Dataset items
┌──

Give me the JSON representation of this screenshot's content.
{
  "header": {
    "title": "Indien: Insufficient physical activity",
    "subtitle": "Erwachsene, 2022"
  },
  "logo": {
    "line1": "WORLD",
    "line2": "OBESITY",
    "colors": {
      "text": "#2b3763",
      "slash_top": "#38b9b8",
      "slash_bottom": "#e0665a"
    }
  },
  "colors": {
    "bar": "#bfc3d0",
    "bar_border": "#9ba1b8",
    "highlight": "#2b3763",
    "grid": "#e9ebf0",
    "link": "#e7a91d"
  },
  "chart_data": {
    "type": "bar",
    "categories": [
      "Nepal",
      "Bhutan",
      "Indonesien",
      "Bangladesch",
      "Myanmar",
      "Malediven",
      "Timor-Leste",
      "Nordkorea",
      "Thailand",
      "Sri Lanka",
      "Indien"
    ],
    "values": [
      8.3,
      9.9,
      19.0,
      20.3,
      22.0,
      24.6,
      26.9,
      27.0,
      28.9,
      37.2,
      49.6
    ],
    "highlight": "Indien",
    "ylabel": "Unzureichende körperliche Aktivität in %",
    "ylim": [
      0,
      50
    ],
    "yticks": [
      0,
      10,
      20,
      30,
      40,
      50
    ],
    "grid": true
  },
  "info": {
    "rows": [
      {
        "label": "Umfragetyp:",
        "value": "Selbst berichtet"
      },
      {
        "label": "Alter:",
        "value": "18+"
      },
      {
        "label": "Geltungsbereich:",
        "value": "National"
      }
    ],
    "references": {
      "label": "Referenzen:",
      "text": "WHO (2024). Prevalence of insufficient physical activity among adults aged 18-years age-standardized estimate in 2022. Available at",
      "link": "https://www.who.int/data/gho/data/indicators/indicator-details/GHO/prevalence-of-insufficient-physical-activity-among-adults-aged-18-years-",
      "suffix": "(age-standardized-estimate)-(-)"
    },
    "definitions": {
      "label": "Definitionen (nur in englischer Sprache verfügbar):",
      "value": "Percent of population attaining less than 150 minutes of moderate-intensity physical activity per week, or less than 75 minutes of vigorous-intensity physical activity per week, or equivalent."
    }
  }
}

└──

[Problem]: Report how many lines of the listing hold the string "link", giving only the number.

[Task result]: 2